--- start Dataset entries ---

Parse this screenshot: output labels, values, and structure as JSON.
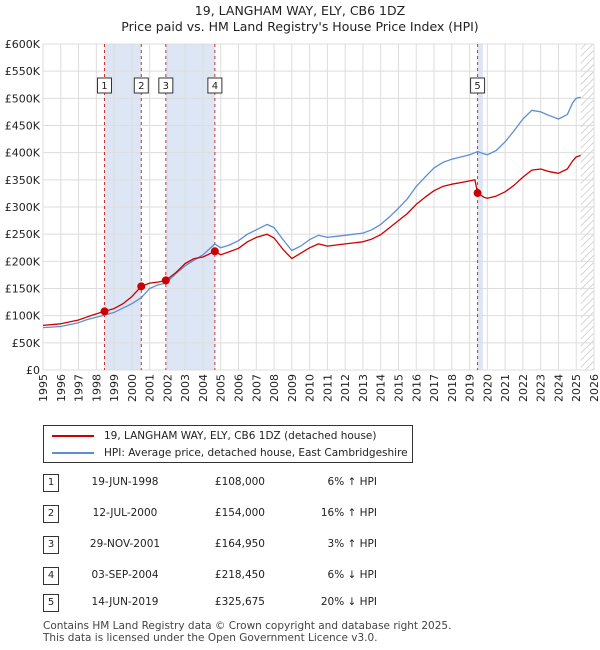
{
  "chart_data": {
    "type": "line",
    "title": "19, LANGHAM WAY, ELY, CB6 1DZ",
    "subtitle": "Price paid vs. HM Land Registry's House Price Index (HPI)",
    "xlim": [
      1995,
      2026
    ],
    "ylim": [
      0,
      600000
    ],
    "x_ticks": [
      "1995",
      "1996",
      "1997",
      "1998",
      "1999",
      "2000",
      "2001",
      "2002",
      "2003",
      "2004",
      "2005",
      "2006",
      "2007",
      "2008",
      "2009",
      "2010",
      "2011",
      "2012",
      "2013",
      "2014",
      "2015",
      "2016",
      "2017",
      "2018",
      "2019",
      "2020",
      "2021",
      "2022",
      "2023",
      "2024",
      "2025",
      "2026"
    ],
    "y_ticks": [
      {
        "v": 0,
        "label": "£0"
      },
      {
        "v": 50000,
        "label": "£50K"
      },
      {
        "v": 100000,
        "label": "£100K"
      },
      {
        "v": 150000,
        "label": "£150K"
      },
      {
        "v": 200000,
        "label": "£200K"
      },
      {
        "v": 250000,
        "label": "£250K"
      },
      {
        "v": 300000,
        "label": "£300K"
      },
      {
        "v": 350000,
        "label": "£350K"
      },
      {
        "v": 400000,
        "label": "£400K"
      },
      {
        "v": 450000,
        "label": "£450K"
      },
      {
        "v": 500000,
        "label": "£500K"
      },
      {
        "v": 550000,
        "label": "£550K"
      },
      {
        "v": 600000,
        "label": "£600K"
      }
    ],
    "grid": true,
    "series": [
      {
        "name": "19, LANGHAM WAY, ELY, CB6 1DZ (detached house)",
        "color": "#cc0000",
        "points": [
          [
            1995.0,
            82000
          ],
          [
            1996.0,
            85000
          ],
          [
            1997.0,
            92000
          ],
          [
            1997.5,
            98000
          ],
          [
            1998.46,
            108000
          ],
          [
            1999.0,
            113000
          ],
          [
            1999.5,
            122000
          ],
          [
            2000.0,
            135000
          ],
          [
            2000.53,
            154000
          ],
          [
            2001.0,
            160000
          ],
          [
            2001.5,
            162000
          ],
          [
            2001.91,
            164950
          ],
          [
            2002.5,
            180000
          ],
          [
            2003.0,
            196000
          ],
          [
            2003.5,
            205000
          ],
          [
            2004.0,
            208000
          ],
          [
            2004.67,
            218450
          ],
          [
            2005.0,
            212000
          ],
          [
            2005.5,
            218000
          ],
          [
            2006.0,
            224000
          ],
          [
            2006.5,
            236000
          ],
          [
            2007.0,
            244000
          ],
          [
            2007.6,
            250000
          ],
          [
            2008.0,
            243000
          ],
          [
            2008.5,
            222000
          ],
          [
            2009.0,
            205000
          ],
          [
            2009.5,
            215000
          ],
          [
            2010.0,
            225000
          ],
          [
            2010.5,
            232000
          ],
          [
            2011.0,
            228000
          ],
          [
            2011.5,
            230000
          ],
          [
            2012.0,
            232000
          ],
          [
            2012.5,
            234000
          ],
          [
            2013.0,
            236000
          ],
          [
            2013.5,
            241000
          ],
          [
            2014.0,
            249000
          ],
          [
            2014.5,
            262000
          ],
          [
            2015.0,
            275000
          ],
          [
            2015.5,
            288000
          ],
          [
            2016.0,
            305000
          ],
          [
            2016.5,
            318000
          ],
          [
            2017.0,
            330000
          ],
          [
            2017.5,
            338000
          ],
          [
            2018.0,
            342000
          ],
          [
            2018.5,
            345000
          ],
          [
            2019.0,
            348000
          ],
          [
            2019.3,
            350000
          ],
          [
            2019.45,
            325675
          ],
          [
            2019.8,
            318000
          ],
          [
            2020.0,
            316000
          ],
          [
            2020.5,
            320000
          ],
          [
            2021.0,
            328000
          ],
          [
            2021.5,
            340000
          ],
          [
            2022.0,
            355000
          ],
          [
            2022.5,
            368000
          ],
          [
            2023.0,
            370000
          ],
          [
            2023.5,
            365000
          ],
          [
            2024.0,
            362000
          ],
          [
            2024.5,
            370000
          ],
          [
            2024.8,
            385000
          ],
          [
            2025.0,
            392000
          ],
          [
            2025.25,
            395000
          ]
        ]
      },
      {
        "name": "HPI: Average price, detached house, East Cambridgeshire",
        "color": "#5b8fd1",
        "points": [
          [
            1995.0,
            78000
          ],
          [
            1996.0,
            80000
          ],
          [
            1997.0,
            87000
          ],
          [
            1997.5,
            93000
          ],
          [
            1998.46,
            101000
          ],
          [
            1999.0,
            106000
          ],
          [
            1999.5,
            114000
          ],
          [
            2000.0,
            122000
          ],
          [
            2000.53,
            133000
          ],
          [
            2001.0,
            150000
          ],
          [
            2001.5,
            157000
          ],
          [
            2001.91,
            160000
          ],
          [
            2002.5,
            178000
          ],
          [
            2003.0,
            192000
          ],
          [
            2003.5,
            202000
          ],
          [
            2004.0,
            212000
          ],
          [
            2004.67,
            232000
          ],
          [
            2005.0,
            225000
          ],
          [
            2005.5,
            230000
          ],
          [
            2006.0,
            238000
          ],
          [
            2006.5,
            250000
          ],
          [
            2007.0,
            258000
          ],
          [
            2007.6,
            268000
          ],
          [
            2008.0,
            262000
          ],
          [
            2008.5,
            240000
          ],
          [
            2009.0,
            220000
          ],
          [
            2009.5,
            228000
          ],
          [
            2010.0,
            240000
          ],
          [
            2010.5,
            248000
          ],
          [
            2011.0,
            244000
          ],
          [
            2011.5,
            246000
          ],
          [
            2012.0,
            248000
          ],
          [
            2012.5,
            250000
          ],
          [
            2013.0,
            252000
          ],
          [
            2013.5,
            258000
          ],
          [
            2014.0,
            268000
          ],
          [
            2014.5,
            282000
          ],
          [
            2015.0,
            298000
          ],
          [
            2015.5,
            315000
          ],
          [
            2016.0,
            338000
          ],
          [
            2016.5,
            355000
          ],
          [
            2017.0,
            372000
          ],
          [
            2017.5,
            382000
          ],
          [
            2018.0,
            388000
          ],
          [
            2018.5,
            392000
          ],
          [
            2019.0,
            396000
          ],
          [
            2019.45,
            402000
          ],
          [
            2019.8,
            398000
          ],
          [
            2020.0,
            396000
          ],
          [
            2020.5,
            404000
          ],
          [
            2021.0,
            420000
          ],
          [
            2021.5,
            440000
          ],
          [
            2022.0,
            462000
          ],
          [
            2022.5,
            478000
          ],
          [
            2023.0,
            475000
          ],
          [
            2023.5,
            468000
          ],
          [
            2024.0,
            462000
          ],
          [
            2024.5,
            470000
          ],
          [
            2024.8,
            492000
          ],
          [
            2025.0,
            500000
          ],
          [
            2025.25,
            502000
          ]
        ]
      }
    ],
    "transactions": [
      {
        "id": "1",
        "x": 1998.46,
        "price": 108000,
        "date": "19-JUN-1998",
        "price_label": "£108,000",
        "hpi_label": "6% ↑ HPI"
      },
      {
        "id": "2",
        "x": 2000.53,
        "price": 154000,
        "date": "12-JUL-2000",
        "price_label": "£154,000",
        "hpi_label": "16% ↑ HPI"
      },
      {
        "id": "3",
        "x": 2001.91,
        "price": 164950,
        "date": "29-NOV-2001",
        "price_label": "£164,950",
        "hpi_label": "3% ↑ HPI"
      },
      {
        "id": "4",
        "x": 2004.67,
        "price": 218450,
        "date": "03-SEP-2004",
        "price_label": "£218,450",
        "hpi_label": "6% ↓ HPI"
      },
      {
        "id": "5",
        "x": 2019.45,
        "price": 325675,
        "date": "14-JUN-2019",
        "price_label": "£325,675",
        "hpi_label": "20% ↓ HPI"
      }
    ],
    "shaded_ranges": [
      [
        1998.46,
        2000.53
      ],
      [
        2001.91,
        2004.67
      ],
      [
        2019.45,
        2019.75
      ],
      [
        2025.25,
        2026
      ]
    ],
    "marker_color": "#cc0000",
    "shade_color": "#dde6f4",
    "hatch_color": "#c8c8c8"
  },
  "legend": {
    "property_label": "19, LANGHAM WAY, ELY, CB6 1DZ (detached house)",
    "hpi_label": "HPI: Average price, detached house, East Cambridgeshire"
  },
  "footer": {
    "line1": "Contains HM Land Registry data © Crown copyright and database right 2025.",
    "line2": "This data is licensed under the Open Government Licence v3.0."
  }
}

--- end Dataset entries ---

- **Written exercise**
Among the lines of the data, identify those with the word "Land". Copy each of them.

- **Reply**
    "subtitle": "Price paid vs. HM Land Registry's House Price Index (HPI)",
    "line1": "Contains HM Land Registry data © Crown copyright and database right 2025.",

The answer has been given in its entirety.